» **WHAT NEEDS TO BE DONE**
Copy each of the lines below verbatim, with every character unchanged.

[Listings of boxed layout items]
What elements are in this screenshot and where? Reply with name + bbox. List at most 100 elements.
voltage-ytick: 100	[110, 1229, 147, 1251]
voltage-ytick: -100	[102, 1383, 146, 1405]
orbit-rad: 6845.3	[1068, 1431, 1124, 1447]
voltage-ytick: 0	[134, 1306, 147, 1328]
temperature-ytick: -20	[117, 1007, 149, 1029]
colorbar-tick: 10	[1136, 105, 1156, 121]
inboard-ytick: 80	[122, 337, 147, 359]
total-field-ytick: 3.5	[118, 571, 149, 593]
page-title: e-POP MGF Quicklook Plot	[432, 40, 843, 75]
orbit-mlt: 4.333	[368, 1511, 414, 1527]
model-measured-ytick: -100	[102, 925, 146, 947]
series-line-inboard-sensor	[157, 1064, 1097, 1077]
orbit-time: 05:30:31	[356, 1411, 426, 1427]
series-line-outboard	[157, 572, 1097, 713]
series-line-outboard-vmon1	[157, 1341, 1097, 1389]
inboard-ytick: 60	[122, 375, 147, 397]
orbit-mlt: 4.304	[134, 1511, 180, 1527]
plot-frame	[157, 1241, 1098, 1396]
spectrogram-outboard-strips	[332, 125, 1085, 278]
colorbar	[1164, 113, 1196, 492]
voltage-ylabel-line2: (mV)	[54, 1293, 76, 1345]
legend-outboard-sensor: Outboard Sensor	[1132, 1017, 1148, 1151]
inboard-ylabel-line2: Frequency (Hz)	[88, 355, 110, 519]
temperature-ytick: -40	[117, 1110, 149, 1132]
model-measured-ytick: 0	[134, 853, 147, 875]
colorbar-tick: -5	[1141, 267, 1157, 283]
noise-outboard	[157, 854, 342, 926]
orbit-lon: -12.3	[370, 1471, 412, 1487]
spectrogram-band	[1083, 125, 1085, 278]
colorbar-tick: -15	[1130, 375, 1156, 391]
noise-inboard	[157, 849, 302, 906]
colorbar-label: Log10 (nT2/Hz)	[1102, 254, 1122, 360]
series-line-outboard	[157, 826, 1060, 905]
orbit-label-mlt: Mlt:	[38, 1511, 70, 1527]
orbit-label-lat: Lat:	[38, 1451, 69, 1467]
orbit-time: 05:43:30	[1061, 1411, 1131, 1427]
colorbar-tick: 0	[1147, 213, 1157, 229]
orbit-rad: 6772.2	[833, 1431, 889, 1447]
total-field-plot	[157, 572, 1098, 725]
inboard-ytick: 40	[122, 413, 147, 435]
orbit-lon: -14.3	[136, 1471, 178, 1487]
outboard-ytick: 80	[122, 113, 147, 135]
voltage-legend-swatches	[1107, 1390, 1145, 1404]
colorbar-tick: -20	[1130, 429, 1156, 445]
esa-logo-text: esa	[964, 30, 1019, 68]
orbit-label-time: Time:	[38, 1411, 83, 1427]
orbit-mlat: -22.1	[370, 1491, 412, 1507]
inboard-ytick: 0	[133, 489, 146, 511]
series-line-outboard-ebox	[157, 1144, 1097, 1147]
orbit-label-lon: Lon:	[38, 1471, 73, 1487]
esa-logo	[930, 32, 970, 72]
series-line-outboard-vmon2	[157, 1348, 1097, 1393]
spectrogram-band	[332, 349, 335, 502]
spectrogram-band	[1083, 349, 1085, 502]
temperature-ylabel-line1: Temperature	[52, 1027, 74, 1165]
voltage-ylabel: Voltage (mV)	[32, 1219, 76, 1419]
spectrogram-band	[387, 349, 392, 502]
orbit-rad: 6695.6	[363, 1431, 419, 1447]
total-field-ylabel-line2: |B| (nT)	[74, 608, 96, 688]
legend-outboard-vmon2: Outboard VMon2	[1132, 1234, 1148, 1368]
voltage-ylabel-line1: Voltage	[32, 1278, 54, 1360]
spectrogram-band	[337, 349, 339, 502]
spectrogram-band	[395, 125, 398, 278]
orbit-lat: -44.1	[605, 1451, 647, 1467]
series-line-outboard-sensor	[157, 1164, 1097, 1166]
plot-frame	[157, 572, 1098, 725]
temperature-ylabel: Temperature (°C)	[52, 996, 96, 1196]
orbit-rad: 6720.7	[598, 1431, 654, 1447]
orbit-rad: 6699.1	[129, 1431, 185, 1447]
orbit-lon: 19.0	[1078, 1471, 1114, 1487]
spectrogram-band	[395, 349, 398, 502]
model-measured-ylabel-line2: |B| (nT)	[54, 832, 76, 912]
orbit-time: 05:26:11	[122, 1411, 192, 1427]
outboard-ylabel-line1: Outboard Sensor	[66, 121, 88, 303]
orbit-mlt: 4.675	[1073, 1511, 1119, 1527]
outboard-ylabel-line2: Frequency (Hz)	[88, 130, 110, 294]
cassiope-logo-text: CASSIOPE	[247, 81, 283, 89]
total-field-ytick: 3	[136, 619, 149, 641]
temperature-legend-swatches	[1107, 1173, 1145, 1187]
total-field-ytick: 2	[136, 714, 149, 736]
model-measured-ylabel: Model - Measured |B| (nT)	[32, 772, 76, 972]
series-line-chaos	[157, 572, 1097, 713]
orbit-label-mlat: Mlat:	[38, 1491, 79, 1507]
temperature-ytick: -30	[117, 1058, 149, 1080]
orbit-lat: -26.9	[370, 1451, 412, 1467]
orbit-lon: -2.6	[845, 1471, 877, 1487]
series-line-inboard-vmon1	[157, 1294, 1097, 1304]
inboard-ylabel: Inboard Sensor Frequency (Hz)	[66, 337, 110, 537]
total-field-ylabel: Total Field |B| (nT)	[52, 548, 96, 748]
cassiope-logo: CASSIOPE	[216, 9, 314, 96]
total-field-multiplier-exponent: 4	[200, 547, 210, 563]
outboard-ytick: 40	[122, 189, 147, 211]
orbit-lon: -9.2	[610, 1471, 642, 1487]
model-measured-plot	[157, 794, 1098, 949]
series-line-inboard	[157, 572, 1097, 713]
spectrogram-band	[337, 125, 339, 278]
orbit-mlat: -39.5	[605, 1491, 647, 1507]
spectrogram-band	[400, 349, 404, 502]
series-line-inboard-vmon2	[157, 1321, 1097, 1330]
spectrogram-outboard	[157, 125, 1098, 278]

» **FINISHED ANSWER**
What elements are in this screenshot and where? Reply with name + bbox. List at most 100 elements.
voltage-ytick: 100	[110, 1229, 147, 1251]
voltage-ytick: -100	[102, 1383, 146, 1405]
orbit-rad: 6845.3	[1068, 1431, 1124, 1447]
voltage-ytick: 0	[134, 1306, 147, 1328]
temperature-ytick: -20	[117, 1007, 149, 1029]
colorbar-tick: 10	[1136, 105, 1156, 121]
inboard-ytick: 80	[122, 337, 147, 359]
total-field-ytick: 3.5	[118, 571, 149, 593]
page-title: e-POP MGF Quicklook Plot	[432, 40, 843, 75]
orbit-mlt: 4.333	[368, 1511, 414, 1527]
model-measured-ytick: -100	[102, 925, 146, 947]
series-line-inboard-sensor	[157, 1064, 1097, 1077]
orbit-time: 05:30:31	[356, 1411, 426, 1427]
series-line-outboard	[157, 572, 1097, 713]
series-line-outboard-vmon1	[157, 1341, 1097, 1389]
inboard-ytick: 60	[122, 375, 147, 397]
orbit-mlt: 4.304	[134, 1511, 180, 1527]
plot-frame	[157, 1241, 1098, 1396]
spectrogram-outboard-strips	[332, 125, 1085, 278]
colorbar	[1164, 113, 1196, 492]
voltage-ylabel-line2: (mV)	[54, 1293, 76, 1345]
legend-outboard-sensor: Outboard Sensor	[1132, 1017, 1148, 1151]
inboard-ylabel-line2: Frequency (Hz)	[88, 355, 110, 519]
temperature-ytick: -40	[117, 1110, 149, 1132]
model-measured-ytick: 0	[134, 853, 147, 875]
colorbar-tick: -5	[1141, 267, 1157, 283]
noise-outboard	[157, 854, 342, 926]
orbit-lon: -12.3	[370, 1471, 412, 1487]
spectrogram-band	[1083, 125, 1085, 278]
colorbar-tick: -15	[1130, 375, 1156, 391]
noise-inboard	[157, 849, 302, 906]
colorbar-label: Log10 (nT2/Hz)	[1102, 254, 1122, 360]
series-line-outboard	[157, 826, 1060, 905]
orbit-label-mlt: Mlt:	[38, 1511, 70, 1527]
orbit-label-lat: Lat:	[38, 1451, 69, 1467]
orbit-time: 05:43:30	[1061, 1411, 1131, 1427]
colorbar-tick: 0	[1147, 213, 1157, 229]
orbit-rad: 6772.2	[833, 1431, 889, 1447]
total-field-plot	[157, 572, 1098, 725]
inboard-ytick: 40	[122, 413, 147, 435]
orbit-lon: -14.3	[136, 1471, 178, 1487]
outboard-ytick: 80	[122, 113, 147, 135]
voltage-legend-swatches	[1107, 1390, 1145, 1404]
colorbar-tick: -20	[1130, 429, 1156, 445]
esa-logo-text: esa	[964, 30, 1019, 68]
orbit-label-time: Time:	[38, 1411, 83, 1427]
orbit-mlat: -22.1	[370, 1491, 412, 1507]
inboard-ytick: 0	[133, 489, 146, 511]
series-line-outboard-ebox	[157, 1144, 1097, 1147]
orbit-label-lon: Lon:	[38, 1471, 73, 1487]
esa-logo	[930, 32, 970, 72]
series-line-outboard-vmon2	[157, 1348, 1097, 1393]
spectrogram-band	[332, 349, 335, 502]
spectrogram-band	[1083, 349, 1085, 502]
temperature-ylabel-line1: Temperature	[52, 1027, 74, 1165]
voltage-ylabel: Voltage (mV)	[32, 1219, 76, 1419]
spectrogram-band	[387, 349, 392, 502]
orbit-rad: 6695.6	[363, 1431, 419, 1447]
total-field-ylabel-line2: |B| (nT)	[74, 608, 96, 688]
legend-outboard-vmon2: Outboard VMon2	[1132, 1234, 1148, 1368]
voltage-ylabel-line1: Voltage	[32, 1278, 54, 1360]
spectrogram-band	[337, 349, 339, 502]
spectrogram-band	[395, 125, 398, 278]
orbit-lat: -44.1	[605, 1451, 647, 1467]
series-line-outboard-sensor	[157, 1164, 1097, 1166]
plot-frame	[157, 572, 1098, 725]
temperature-ylabel: Temperature (°C)	[52, 996, 96, 1196]
orbit-rad: 6720.7	[598, 1431, 654, 1447]
orbit-rad: 6699.1	[129, 1431, 185, 1447]
orbit-lon: 19.0	[1078, 1471, 1114, 1487]
spectrogram-band	[395, 349, 398, 502]
model-measured-ylabel-line2: |B| (nT)	[54, 832, 76, 912]
orbit-time: 05:26:11	[122, 1411, 192, 1427]
outboard-ylabel-line1: Outboard Sensor	[66, 121, 88, 303]
orbit-mlt: 4.675	[1073, 1511, 1119, 1527]
outboard-ylabel-line2: Frequency (Hz)	[88, 130, 110, 294]
cassiope-logo-text: CASSIOPE	[247, 81, 283, 89]
total-field-ytick: 3	[136, 619, 149, 641]
temperature-legend-swatches	[1107, 1173, 1145, 1187]
total-field-ytick: 2	[136, 714, 149, 736]
model-measured-ylabel: Model - Measured |B| (nT)	[32, 772, 76, 972]
series-line-chaos	[157, 572, 1097, 713]
orbit-label-mlat: Mlat:	[38, 1491, 79, 1507]
temperature-ytick: -30	[117, 1058, 149, 1080]
orbit-lat: -26.9	[370, 1451, 412, 1467]
orbit-lon: -2.6	[845, 1471, 877, 1487]
series-line-inboard-vmon1	[157, 1294, 1097, 1304]
inboard-ylabel: Inboard Sensor Frequency (Hz)	[66, 337, 110, 537]
total-field-ylabel: Total Field |B| (nT)	[52, 548, 96, 748]
cassiope-logo: CASSIOPE	[216, 9, 314, 96]
total-field-multiplier-exponent: 4	[200, 547, 210, 563]
outboard-ytick: 40	[122, 189, 147, 211]
orbit-lon: -9.2	[610, 1471, 642, 1487]
model-measured-plot	[157, 794, 1098, 949]
series-line-inboard	[157, 572, 1097, 713]
spectrogram-band	[337, 125, 339, 278]
orbit-mlat: -39.5	[605, 1491, 647, 1507]
spectrogram-band	[400, 349, 404, 502]
series-line-inboard-vmon2	[157, 1321, 1097, 1330]
spectrogram-outboard	[157, 125, 1098, 278]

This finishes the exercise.